- [Task input]:
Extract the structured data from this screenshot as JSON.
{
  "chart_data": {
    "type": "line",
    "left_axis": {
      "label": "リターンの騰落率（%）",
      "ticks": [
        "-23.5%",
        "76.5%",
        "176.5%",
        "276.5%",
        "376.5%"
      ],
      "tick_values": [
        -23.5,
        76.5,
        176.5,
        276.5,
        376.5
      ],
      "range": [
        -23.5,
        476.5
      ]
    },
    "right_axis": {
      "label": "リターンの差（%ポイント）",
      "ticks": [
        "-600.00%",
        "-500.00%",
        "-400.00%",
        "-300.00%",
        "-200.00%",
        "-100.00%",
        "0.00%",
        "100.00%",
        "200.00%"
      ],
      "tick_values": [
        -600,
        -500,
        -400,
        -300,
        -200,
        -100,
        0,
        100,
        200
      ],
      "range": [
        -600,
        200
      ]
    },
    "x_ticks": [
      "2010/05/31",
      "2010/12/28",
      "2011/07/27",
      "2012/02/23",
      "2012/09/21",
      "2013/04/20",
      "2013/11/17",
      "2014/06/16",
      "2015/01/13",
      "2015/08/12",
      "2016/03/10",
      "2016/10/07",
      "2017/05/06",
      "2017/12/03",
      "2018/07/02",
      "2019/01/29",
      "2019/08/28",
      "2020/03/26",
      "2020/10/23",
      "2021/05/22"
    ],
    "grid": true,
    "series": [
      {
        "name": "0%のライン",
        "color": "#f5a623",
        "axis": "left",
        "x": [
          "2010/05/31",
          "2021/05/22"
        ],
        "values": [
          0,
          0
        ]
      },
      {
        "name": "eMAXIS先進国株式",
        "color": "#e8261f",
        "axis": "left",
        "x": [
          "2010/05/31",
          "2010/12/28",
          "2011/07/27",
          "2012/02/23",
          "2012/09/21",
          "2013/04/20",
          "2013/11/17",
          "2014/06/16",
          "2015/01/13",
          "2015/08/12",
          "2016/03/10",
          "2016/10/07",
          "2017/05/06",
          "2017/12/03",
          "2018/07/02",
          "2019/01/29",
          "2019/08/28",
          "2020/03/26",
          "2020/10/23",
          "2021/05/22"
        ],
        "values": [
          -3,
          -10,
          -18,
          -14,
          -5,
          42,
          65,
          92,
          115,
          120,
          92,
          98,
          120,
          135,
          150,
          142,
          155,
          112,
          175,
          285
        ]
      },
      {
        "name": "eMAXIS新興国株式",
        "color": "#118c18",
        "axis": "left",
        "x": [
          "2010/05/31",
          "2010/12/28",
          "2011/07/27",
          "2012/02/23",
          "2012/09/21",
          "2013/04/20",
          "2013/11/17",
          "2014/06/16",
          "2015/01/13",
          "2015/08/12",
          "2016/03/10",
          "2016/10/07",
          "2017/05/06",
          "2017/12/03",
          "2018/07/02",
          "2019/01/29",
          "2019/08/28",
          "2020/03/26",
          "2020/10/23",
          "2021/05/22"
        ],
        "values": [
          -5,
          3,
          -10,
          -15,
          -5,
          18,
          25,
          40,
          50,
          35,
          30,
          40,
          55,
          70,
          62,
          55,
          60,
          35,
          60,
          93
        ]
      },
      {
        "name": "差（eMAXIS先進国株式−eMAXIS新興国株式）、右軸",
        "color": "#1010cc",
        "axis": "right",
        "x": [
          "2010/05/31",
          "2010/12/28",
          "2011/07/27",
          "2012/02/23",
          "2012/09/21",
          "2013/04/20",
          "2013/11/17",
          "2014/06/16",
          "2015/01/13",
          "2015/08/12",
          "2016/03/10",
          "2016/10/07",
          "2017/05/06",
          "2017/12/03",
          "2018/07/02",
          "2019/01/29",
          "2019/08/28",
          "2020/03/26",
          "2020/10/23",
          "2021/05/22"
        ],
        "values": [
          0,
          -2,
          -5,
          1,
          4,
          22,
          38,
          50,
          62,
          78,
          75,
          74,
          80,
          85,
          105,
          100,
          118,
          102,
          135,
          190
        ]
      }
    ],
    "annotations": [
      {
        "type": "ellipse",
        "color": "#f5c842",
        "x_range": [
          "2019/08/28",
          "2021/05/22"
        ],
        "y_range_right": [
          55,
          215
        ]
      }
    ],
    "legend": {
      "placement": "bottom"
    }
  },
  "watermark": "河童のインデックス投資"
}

- [Your task]: Transcribe all of the material exactly. Omit nothing.

- [Result of this exercise]:
Extract the structured data from this screenshot as JSON.
{
  "chart_data": {
    "type": "line",
    "left_axis": {
      "label": "リターンの騰落率（%）",
      "ticks": [
        "-23.5%",
        "76.5%",
        "176.5%",
        "276.5%",
        "376.5%"
      ],
      "tick_values": [
        -23.5,
        76.5,
        176.5,
        276.5,
        376.5
      ],
      "range": [
        -23.5,
        476.5
      ]
    },
    "right_axis": {
      "label": "リターンの差（%ポイント）",
      "ticks": [
        "-600.00%",
        "-500.00%",
        "-400.00%",
        "-300.00%",
        "-200.00%",
        "-100.00%",
        "0.00%",
        "100.00%",
        "200.00%"
      ],
      "tick_values": [
        -600,
        -500,
        -400,
        -300,
        -200,
        -100,
        0,
        100,
        200
      ],
      "range": [
        -600,
        200
      ]
    },
    "x_ticks": [
      "2010/05/31",
      "2010/12/28",
      "2011/07/27",
      "2012/02/23",
      "2012/09/21",
      "2013/04/20",
      "2013/11/17",
      "2014/06/16",
      "2015/01/13",
      "2015/08/12",
      "2016/03/10",
      "2016/10/07",
      "2017/05/06",
      "2017/12/03",
      "2018/07/02",
      "2019/01/29",
      "2019/08/28",
      "2020/03/26",
      "2020/10/23",
      "2021/05/22"
    ],
    "grid": true,
    "series": [
      {
        "name": "0%のライン",
        "color": "#f5a623",
        "axis": "left",
        "x": [
          "2010/05/31",
          "2021/05/22"
        ],
        "values": [
          0,
          0
        ]
      },
      {
        "name": "eMAXIS先進国株式",
        "color": "#e8261f",
        "axis": "left",
        "x": [
          "2010/05/31",
          "2010/12/28",
          "2011/07/27",
          "2012/02/23",
          "2012/09/21",
          "2013/04/20",
          "2013/11/17",
          "2014/06/16",
          "2015/01/13",
          "2015/08/12",
          "2016/03/10",
          "2016/10/07",
          "2017/05/06",
          "2017/12/03",
          "2018/07/02",
          "2019/01/29",
          "2019/08/28",
          "2020/03/26",
          "2020/10/23",
          "2021/05/22"
        ],
        "values": [
          -3,
          -10,
          -18,
          -14,
          -5,
          42,
          65,
          92,
          115,
          120,
          92,
          98,
          120,
          135,
          150,
          142,
          155,
          112,
          175,
          285
        ]
      },
      {
        "name": "eMAXIS新興国株式",
        "color": "#118c18",
        "axis": "left",
        "x": [
          "2010/05/31",
          "2010/12/28",
          "2011/07/27",
          "2012/02/23",
          "2012/09/21",
          "2013/04/20",
          "2013/11/17",
          "2014/06/16",
          "2015/01/13",
          "2015/08/12",
          "2016/03/10",
          "2016/10/07",
          "2017/05/06",
          "2017/12/03",
          "2018/07/02",
          "2019/01/29",
          "2019/08/28",
          "2020/03/26",
          "2020/10/23",
          "2021/05/22"
        ],
        "values": [
          -5,
          3,
          -10,
          -15,
          -5,
          18,
          25,
          40,
          50,
          35,
          30,
          40,
          55,
          70,
          62,
          55,
          60,
          35,
          60,
          93
        ]
      },
      {
        "name": "差（eMAXIS先進国株式−eMAXIS新興国株式）、右軸",
        "color": "#1010cc",
        "axis": "right",
        "x": [
          "2010/05/31",
          "2010/12/28",
          "2011/07/27",
          "2012/02/23",
          "2012/09/21",
          "2013/04/20",
          "2013/11/17",
          "2014/06/16",
          "2015/01/13",
          "2015/08/12",
          "2016/03/10",
          "2016/10/07",
          "2017/05/06",
          "2017/12/03",
          "2018/07/02",
          "2019/01/29",
          "2019/08/28",
          "2020/03/26",
          "2020/10/23",
          "2021/05/22"
        ],
        "values": [
          0,
          -2,
          -5,
          1,
          4,
          22,
          38,
          50,
          62,
          78,
          75,
          74,
          80,
          85,
          105,
          100,
          118,
          102,
          135,
          190
        ]
      }
    ],
    "annotations": [
      {
        "type": "ellipse",
        "color": "#f5c842",
        "x_range": [
          "2019/08/28",
          "2021/05/22"
        ],
        "y_range_right": [
          55,
          215
        ]
      }
    ],
    "legend": {
      "placement": "bottom"
    }
  },
  "watermark": "河童のインデックス投資"
}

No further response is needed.